◆ GIVEN PROBLEM ◆
Every line that contains the word "Beneschau" should be copied out.

◆ DATA SHOWN ◆
———

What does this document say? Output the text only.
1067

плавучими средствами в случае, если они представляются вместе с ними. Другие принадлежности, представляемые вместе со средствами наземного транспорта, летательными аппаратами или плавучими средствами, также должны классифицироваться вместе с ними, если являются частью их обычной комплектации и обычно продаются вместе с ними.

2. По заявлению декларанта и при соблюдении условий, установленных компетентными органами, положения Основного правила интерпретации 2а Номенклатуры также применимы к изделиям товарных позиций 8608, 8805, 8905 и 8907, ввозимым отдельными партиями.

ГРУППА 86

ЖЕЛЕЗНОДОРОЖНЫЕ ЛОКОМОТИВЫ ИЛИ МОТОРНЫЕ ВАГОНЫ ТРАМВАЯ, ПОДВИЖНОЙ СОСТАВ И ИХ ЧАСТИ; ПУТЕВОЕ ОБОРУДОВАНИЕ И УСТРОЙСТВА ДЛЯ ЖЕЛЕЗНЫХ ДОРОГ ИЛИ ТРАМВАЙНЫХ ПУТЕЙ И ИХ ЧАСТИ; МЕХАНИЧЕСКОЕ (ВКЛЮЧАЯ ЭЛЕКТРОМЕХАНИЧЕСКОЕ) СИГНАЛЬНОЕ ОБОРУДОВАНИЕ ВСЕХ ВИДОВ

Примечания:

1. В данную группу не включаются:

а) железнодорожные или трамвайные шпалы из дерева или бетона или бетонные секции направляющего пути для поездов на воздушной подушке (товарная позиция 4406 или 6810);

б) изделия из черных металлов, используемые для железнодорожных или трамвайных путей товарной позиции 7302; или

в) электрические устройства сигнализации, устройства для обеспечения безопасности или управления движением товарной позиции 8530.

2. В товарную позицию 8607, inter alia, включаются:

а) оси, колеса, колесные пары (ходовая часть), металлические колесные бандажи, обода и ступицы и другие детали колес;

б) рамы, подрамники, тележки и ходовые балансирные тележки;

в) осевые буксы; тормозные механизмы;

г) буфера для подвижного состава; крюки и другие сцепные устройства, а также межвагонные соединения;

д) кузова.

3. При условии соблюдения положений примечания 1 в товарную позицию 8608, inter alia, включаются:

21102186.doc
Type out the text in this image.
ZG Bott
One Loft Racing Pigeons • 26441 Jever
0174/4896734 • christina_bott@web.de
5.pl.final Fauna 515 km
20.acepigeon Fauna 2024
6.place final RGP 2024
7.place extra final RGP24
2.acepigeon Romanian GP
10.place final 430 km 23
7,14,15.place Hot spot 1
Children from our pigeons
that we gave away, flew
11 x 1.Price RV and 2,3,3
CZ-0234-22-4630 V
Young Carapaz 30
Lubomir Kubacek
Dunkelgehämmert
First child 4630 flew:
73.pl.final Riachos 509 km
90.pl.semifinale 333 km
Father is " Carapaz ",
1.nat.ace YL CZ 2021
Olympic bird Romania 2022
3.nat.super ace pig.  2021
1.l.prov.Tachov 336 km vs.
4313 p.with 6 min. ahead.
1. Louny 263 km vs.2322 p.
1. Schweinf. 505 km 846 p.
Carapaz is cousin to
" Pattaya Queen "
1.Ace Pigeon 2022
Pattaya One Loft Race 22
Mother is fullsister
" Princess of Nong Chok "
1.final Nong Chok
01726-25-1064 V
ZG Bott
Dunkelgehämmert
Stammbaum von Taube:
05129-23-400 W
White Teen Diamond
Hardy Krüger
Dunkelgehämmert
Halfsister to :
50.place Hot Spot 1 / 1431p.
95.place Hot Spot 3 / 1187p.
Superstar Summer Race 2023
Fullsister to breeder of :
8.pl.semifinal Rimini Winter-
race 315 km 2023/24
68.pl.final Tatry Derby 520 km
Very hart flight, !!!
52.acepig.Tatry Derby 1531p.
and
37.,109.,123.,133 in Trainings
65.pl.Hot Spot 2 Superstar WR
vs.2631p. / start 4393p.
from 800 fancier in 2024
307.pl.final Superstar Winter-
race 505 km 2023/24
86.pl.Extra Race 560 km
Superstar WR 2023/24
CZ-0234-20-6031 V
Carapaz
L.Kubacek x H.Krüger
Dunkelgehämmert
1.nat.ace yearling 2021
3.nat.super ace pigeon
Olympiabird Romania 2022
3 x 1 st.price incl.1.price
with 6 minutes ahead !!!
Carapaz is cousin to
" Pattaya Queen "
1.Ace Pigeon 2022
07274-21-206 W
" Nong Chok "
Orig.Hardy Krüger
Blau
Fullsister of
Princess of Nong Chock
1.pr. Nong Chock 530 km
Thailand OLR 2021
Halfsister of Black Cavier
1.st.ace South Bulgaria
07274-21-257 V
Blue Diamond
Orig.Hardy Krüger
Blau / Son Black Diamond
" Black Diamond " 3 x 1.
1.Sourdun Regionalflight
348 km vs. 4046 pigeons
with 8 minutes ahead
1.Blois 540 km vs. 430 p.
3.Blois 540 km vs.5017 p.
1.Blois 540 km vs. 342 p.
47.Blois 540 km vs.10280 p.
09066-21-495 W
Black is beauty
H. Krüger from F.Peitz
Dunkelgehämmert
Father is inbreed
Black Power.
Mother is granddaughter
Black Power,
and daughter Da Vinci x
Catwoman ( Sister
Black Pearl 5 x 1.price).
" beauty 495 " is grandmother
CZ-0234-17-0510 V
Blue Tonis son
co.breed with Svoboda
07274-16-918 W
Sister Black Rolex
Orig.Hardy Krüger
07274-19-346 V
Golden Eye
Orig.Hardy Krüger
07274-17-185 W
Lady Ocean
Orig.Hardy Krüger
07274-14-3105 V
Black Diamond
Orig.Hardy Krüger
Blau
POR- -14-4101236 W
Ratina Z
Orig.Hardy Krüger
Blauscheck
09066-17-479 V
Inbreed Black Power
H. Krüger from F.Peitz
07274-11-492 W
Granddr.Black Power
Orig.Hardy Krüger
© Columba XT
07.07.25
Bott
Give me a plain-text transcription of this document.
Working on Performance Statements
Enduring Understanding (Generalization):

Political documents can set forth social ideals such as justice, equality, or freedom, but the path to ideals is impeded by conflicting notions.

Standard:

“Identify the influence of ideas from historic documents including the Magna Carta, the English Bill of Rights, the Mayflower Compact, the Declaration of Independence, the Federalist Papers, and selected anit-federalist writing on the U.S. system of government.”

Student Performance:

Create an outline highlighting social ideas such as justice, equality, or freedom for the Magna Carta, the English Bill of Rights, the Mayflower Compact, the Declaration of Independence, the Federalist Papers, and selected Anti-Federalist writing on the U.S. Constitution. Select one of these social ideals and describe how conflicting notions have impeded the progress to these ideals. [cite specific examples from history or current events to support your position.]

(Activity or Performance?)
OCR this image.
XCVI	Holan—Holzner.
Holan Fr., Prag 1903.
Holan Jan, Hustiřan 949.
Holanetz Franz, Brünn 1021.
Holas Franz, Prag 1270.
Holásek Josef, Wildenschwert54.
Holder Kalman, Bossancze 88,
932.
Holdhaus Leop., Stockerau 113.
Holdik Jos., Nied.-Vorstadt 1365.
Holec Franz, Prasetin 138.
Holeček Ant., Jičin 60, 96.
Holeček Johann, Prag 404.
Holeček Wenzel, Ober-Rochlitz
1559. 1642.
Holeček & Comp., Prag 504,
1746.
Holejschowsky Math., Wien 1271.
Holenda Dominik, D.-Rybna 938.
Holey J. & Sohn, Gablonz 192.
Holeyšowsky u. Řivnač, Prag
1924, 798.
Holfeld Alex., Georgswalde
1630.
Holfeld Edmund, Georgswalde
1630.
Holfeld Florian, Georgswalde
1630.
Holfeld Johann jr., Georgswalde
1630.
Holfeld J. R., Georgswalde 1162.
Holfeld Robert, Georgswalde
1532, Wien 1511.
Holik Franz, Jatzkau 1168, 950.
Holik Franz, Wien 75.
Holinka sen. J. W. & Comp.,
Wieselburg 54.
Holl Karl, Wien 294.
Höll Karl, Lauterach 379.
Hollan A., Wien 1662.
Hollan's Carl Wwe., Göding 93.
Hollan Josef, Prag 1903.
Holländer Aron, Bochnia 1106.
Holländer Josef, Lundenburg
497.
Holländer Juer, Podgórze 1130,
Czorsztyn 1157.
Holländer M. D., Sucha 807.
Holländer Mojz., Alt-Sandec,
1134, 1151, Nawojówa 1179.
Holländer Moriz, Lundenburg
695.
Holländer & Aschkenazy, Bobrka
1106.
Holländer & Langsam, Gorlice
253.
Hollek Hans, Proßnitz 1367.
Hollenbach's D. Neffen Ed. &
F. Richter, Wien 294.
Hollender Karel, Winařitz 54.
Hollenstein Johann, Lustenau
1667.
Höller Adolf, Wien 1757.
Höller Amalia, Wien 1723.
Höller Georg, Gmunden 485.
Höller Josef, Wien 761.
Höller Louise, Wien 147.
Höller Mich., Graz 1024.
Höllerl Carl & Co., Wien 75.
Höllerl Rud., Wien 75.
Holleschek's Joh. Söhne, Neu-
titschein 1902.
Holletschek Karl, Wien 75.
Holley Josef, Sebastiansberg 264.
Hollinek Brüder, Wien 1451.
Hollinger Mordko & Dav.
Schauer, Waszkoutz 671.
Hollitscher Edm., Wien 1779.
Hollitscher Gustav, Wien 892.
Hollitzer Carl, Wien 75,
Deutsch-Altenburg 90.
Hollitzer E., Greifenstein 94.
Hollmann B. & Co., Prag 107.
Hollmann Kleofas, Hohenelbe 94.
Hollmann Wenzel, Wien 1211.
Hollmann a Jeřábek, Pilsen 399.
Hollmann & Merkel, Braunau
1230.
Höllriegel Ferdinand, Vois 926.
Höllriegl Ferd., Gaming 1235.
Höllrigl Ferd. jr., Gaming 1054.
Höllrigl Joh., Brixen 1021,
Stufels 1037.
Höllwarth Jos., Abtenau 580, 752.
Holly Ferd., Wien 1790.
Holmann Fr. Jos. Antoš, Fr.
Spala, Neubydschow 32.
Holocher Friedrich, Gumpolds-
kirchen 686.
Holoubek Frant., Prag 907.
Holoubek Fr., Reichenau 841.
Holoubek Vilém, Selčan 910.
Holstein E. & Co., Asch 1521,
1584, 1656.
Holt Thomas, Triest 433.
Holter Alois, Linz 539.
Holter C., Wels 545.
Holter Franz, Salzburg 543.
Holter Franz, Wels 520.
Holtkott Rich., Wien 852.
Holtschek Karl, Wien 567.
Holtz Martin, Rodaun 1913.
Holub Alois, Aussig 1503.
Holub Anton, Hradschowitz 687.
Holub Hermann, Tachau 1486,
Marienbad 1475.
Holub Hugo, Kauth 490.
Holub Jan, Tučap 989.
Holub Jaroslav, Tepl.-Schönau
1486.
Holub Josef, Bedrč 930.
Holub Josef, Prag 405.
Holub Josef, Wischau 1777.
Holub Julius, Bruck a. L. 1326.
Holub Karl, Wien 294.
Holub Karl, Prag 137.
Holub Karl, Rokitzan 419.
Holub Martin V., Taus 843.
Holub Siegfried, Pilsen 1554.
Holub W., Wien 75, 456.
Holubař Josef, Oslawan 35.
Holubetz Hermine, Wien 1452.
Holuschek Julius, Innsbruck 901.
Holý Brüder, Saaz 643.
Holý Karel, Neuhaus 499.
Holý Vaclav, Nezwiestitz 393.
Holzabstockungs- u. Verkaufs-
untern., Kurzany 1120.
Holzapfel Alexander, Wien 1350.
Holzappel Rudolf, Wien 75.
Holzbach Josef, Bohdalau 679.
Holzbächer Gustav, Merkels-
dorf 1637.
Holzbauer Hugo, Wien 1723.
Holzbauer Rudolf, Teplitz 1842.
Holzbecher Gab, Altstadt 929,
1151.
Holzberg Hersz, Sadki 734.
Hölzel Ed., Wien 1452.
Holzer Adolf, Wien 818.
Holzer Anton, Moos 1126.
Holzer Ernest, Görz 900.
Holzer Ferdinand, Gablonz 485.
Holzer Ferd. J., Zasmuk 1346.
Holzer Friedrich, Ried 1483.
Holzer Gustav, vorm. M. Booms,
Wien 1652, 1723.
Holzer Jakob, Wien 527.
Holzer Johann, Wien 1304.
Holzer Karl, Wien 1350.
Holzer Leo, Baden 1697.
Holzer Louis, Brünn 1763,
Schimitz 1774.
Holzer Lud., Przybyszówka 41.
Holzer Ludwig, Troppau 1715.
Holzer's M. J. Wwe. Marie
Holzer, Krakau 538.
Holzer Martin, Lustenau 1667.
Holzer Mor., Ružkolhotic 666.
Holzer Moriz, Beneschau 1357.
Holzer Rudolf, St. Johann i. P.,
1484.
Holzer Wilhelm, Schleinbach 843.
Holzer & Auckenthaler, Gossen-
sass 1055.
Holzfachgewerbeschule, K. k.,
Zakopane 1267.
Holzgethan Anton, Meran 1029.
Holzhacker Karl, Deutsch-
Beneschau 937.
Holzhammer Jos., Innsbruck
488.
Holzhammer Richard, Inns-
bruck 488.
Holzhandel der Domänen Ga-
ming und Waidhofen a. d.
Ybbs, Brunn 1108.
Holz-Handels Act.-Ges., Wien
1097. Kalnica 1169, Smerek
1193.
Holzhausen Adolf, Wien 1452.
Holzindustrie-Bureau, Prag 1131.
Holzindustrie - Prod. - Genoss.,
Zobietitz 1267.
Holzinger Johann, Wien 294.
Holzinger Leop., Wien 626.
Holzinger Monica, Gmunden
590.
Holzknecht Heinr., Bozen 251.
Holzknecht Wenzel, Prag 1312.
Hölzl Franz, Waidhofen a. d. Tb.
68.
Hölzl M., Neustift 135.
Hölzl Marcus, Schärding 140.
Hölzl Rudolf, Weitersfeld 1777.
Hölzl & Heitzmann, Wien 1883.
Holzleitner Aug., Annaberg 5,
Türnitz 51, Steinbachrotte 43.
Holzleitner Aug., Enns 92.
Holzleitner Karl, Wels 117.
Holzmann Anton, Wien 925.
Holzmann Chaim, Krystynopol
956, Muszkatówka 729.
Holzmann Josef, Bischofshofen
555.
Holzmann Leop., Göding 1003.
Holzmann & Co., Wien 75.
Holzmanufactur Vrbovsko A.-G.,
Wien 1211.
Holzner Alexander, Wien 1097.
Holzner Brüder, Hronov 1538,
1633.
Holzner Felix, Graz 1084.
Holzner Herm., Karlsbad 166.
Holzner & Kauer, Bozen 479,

———

◆ TASK RESULT ◆
Holzer Moriz, Beneschau 1357.
Beneschau 937.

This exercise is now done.